▶ _Directive_
Below is a set of records; print all of them exactly as written.

[Dataset entries on figures]
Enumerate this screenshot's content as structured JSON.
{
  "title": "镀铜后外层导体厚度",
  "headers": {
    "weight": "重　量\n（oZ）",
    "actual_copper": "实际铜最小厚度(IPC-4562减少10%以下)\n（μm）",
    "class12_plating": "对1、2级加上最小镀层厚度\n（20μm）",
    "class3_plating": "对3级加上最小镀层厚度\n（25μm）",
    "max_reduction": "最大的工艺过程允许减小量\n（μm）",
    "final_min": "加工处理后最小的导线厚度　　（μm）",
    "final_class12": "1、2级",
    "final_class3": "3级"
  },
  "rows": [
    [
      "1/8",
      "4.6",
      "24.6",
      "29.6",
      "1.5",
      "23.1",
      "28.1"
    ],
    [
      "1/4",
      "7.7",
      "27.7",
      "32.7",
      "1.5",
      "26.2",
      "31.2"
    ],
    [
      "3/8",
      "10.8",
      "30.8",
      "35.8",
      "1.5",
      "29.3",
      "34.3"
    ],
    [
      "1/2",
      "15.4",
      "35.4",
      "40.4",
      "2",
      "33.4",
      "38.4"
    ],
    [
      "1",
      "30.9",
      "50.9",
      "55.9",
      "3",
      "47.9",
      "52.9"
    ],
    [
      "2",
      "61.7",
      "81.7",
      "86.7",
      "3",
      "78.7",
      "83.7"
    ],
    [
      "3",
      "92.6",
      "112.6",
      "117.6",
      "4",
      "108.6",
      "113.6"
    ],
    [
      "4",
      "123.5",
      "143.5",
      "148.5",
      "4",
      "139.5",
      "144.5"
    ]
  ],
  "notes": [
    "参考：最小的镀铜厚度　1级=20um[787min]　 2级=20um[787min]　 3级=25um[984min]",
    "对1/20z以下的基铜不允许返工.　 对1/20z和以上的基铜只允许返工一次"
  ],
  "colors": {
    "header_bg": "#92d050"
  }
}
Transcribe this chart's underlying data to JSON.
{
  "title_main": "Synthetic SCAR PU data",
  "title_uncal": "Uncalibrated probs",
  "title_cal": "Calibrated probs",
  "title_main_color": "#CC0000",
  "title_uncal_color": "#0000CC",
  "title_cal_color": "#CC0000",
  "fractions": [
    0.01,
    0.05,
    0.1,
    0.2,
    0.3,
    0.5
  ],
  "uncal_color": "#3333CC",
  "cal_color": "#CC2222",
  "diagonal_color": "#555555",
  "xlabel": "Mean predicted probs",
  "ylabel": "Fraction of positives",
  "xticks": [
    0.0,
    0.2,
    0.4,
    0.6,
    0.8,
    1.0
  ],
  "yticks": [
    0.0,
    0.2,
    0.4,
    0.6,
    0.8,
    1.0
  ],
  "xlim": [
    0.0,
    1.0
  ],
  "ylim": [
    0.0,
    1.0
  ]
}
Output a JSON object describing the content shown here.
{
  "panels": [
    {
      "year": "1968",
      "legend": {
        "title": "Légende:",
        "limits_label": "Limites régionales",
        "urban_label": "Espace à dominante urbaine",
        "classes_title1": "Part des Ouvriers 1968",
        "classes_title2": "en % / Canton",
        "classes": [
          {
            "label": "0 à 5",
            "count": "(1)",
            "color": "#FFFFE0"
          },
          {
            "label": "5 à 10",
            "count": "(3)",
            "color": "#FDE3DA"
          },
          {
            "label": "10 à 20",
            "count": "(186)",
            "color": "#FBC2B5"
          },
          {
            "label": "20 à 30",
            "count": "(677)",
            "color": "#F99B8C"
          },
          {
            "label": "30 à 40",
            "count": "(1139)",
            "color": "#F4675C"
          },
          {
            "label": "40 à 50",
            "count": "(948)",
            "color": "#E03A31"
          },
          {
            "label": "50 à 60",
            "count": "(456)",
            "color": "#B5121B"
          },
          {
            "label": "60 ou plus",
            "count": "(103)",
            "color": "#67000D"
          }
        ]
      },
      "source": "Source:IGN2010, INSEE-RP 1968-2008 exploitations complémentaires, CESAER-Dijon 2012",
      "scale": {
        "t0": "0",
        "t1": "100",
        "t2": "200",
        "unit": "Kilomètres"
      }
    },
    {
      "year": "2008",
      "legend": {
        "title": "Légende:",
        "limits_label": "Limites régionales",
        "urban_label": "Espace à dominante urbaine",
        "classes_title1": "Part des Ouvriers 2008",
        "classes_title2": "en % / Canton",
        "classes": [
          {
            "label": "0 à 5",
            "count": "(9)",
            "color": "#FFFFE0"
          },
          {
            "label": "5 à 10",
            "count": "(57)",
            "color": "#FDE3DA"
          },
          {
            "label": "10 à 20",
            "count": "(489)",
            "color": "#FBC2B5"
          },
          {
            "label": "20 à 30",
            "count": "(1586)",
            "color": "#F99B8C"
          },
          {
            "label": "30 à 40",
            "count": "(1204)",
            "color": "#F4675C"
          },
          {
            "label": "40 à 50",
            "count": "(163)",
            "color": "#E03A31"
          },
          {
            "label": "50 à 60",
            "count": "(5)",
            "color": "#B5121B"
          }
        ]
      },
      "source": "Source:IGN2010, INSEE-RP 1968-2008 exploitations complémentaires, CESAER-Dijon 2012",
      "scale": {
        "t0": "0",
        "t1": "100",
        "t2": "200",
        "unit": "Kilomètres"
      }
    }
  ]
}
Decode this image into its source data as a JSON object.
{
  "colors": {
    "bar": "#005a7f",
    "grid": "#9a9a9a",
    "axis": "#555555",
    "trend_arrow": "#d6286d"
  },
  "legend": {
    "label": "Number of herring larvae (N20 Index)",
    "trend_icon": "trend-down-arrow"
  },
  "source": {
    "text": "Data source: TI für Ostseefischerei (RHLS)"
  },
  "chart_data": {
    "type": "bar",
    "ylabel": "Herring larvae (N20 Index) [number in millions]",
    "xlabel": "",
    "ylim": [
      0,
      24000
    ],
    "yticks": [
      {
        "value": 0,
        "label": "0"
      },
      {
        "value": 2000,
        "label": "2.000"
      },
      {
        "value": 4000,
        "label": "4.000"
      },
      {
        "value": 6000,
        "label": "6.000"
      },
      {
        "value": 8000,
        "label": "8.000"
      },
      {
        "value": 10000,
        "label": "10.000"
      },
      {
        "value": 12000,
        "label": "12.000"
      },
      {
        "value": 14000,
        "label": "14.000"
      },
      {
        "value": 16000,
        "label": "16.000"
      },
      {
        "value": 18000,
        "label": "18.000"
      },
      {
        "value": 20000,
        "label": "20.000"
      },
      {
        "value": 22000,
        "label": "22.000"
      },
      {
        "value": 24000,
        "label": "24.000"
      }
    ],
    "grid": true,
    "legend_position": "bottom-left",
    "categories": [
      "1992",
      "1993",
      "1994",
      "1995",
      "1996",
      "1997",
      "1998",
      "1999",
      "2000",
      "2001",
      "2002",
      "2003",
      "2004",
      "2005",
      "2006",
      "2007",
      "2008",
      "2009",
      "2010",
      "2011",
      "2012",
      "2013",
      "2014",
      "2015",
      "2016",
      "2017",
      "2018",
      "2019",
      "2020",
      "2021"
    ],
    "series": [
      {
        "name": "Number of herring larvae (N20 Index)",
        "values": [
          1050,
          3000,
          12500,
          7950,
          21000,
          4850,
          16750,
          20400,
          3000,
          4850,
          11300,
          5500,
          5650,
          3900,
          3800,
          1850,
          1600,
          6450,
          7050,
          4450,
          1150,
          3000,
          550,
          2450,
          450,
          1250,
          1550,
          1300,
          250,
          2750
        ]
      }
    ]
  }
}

▶ _Result for this task_
Enumerate this screenshot's content as structured JSON.
{
  "title": "镀铜后外层导体厚度",
  "headers": {
    "weight": "重　量\n（oZ）",
    "actual_copper": "实际铜最小厚度(IPC-4562减少10%以下)\n（μm）",
    "class12_plating": "对1、2级加上最小镀层厚度\n（20μm）",
    "class3_plating": "对3级加上最小镀层厚度\n（25μm）",
    "max_reduction": "最大的工艺过程允许减小量\n（μm）",
    "final_min": "加工处理后最小的导线厚度　　（μm）",
    "final_class12": "1、2级",
    "final_class3": "3级"
  },
  "rows": [
    [
      "1/8",
      "4.6",
      "24.6",
      "29.6",
      "1.5",
      "23.1",
      "28.1"
    ],
    [
      "1/4",
      "7.7",
      "27.7",
      "32.7",
      "1.5",
      "26.2",
      "31.2"
    ],
    [
      "3/8",
      "10.8",
      "30.8",
      "35.8",
      "1.5",
      "29.3",
      "34.3"
    ],
    [
      "1/2",
      "15.4",
      "35.4",
      "40.4",
      "2",
      "33.4",
      "38.4"
    ],
    [
      "1",
      "30.9",
      "50.9",
      "55.9",
      "3",
      "47.9",
      "52.9"
    ],
    [
      "2",
      "61.7",
      "81.7",
      "86.7",
      "3",
      "78.7",
      "83.7"
    ],
    [
      "3",
      "92.6",
      "112.6",
      "117.6",
      "4",
      "108.6",
      "113.6"
    ],
    [
      "4",
      "123.5",
      "143.5",
      "148.5",
      "4",
      "139.5",
      "144.5"
    ]
  ],
  "notes": [
    "参考：最小的镀铜厚度　1级=20um[787min]　 2级=20um[787min]　 3级=25um[984min]",
    "对1/20z以下的基铜不允许返工.　 对1/20z和以上的基铜只允许返工一次"
  ],
  "colors": {
    "header_bg": "#92d050"
  }
}
Transcribe this chart's underlying data to JSON.
{
  "title_main": "Synthetic SCAR PU data",
  "title_uncal": "Uncalibrated probs",
  "title_cal": "Calibrated probs",
  "title_main_color": "#CC0000",
  "title_uncal_color": "#0000CC",
  "title_cal_color": "#CC0000",
  "fractions": [
    0.01,
    0.05,
    0.1,
    0.2,
    0.3,
    0.5
  ],
  "uncal_color": "#3333CC",
  "cal_color": "#CC2222",
  "diagonal_color": "#555555",
  "xlabel": "Mean predicted probs",
  "ylabel": "Fraction of positives",
  "xticks": [
    0.0,
    0.2,
    0.4,
    0.6,
    0.8,
    1.0
  ],
  "yticks": [
    0.0,
    0.2,
    0.4,
    0.6,
    0.8,
    1.0
  ],
  "xlim": [
    0.0,
    1.0
  ],
  "ylim": [
    0.0,
    1.0
  ]
}
Output a JSON object describing the content shown here.
{
  "panels": [
    {
      "year": "1968",
      "legend": {
        "title": "Légende:",
        "limits_label": "Limites régionales",
        "urban_label": "Espace à dominante urbaine",
        "classes_title1": "Part des Ouvriers 1968",
        "classes_title2": "en % / Canton",
        "classes": [
          {
            "label": "0 à 5",
            "count": "(1)",
            "color": "#FFFFE0"
          },
          {
            "label": "5 à 10",
            "count": "(3)",
            "color": "#FDE3DA"
          },
          {
            "label": "10 à 20",
            "count": "(186)",
            "color": "#FBC2B5"
          },
          {
            "label": "20 à 30",
            "count": "(677)",
            "color": "#F99B8C"
          },
          {
            "label": "30 à 40",
            "count": "(1139)",
            "color": "#F4675C"
          },
          {
            "label": "40 à 50",
            "count": "(948)",
            "color": "#E03A31"
          },
          {
            "label": "50 à 60",
            "count": "(456)",
            "color": "#B5121B"
          },
          {
            "label": "60 ou plus",
            "count": "(103)",
            "color": "#67000D"
          }
        ]
      },
      "source": "Source:IGN2010, INSEE-RP 1968-2008 exploitations complémentaires, CESAER-Dijon 2012",
      "scale": {
        "t0": "0",
        "t1": "100",
        "t2": "200",
        "unit": "Kilomètres"
      }
    },
    {
      "year": "2008",
      "legend": {
        "title": "Légende:",
        "limits_label": "Limites régionales",
        "urban_label": "Espace à dominante urbaine",
        "classes_title1": "Part des Ouvriers 2008",
        "classes_title2": "en % / Canton",
        "classes": [
          {
            "label": "0 à 5",
            "count": "(9)",
            "color": "#FFFFE0"
          },
          {
            "label": "5 à 10",
            "count": "(57)",
            "color": "#FDE3DA"
          },
          {
            "label": "10 à 20",
            "count": "(489)",
            "color": "#FBC2B5"
          },
          {
            "label": "20 à 30",
            "count": "(1586)",
            "color": "#F99B8C"
          },
          {
            "label": "30 à 40",
            "count": "(1204)",
            "color": "#F4675C"
          },
          {
            "label": "40 à 50",
            "count": "(163)",
            "color": "#E03A31"
          },
          {
            "label": "50 à 60",
            "count": "(5)",
            "color": "#B5121B"
          }
        ]
      },
      "source": "Source:IGN2010, INSEE-RP 1968-2008 exploitations complémentaires, CESAER-Dijon 2012",
      "scale": {
        "t0": "0",
        "t1": "100",
        "t2": "200",
        "unit": "Kilomètres"
      }
    }
  ]
}
Decode this image into its source data as a JSON object.
{
  "colors": {
    "bar": "#005a7f",
    "grid": "#9a9a9a",
    "axis": "#555555",
    "trend_arrow": "#d6286d"
  },
  "legend": {
    "label": "Number of herring larvae (N20 Index)",
    "trend_icon": "trend-down-arrow"
  },
  "source": {
    "text": "Data source: TI für Ostseefischerei (RHLS)"
  },
  "chart_data": {
    "type": "bar",
    "ylabel": "Herring larvae (N20 Index) [number in millions]",
    "xlabel": "",
    "ylim": [
      0,
      24000
    ],
    "yticks": [
      {
        "value": 0,
        "label": "0"
      },
      {
        "value": 2000,
        "label": "2.000"
      },
      {
        "value": 4000,
        "label": "4.000"
      },
      {
        "value": 6000,
        "label": "6.000"
      },
      {
        "value": 8000,
        "label": "8.000"
      },
      {
        "value": 10000,
        "label": "10.000"
      },
      {
        "value": 12000,
        "label": "12.000"
      },
      {
        "value": 14000,
        "label": "14.000"
      },
      {
        "value": 16000,
        "label": "16.000"
      },
      {
        "value": 18000,
        "label": "18.000"
      },
      {
        "value": 20000,
        "label": "20.000"
      },
      {
        "value": 22000,
        "label": "22.000"
      },
      {
        "value": 24000,
        "label": "24.000"
      }
    ],
    "grid": true,
    "legend_position": "bottom-left",
    "categories": [
      "1992",
      "1993",
      "1994",
      "1995",
      "1996",
      "1997",
      "1998",
      "1999",
      "2000",
      "2001",
      "2002",
      "2003",
      "2004",
      "2005",
      "2006",
      "2007",
      "2008",
      "2009",
      "2010",
      "2011",
      "2012",
      "2013",
      "2014",
      "2015",
      "2016",
      "2017",
      "2018",
      "2019",
      "2020",
      "2021"
    ],
    "series": [
      {
        "name": "Number of herring larvae (N20 Index)",
        "values": [
          1050,
          3000,
          12500,
          7950,
          21000,
          4850,
          16750,
          20400,
          3000,
          4850,
          11300,
          5500,
          5650,
          3900,
          3800,
          1850,
          1600,
          6450,
          7050,
          4450,
          1150,
          3000,
          550,
          2450,
          450,
          1250,
          1550,
          1300,
          250,
          2750
        ]
      }
    ]
  }
}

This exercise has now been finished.